======== EXTRAIT ========

Des raquettes. Une balle. Et l’essence du jeu. Avec Baliboa, Hervé Paraponaris fait resurgir le plaisir de l’échange et de la sensation, loin de la géométrie forcée du court de tennis, loin des règles et de l’adversité. Les joueurs sont prêts ? Qu’importe, il n’y a pas d’arbitre, alors… jouez !

« J’étais sur une plage avec mon grand fils et ses deux jeunes frères et sœurs. Il n’y avait personne, pas de vent. Juste ces myriades de posidonies éparpillées autour de nous, ces balles de feuilles mortes que le ressac des vagues a échoué en boules sur le sable. On en a pris une, des morceaux de contreplaqué qui traînaient à portée… Et on a commencé à jouer de volée. » Un but ? Non, pas vraiment, pas au début. La douce oisiveté du promeneur qui flâne entre les ormeaux et les châteaux de sable se passe d’une finalité. C’est le plaisir de l’instant, du sable sous les pieds et du soleil dessus. Puis, la lourdeur du contreplaqué et le tac-tac étouffé de la pelote de mer qui vole de l’un à l’autre… Et peu à peu, l’effort, quelques gouttes de sueur. « On s’amusait, c’est tout. Jusqu’au moment où l’on s’est rendu compte qu’on s’évertuait à prolonger l’échange plutôt qu’à le gagner. »

La genèse d’une histoire est souvent une légende. Et Hervé Paraponaris raconte bien les histoires. Pourtant, on ne voit pas comment Baliboa aurait pu naître ailleurs que sur une plage, dans le plaisir tout simple du jeu partagé. Ce jeu, vous le connaissez, vous l’avez pratiqué… C’était peut-être avec un ami, deux bouts de bois flotté et un caillou anguleux filant de guingois, à droite, à gauche, sur une serviette voisine au fessier rebondi. Ou avec ces grossières raquettes de plage emmanchées d’un infâme plastique fluo qui éclataient aussi sec au moindre revers à une main un peu trop virulent.

========

### TRAVAIL DEMANDÉ
Reproduisez mot pour mot le passage de l’extrait sur Baliboa qui va de « Des raquettes. Une » à « d’arbitre, alors… jouez ! ». Les données ne servent à rien ici.

======== DONNÉES DISPONIBLES ========

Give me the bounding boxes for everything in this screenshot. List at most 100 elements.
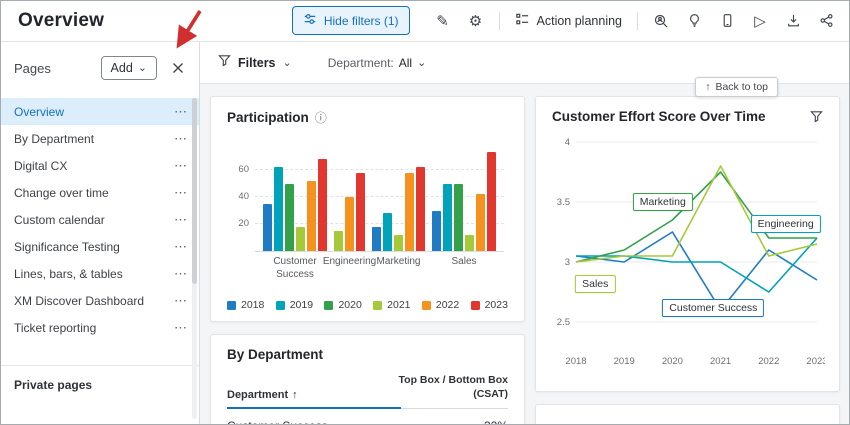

========

### RÉPONSE
Des raquettes. Une balle. Et l’essence du jeu. Avec Baliboa, Hervé Paraponaris fait resurgir le plaisir de l’échange et de la sensation, loin de la géométrie forcée du court de tennis, loin des règles et de l’adversité. Les joueurs sont prêts ? Qu’importe, il n’y a pas d’arbitre, alors… jouez !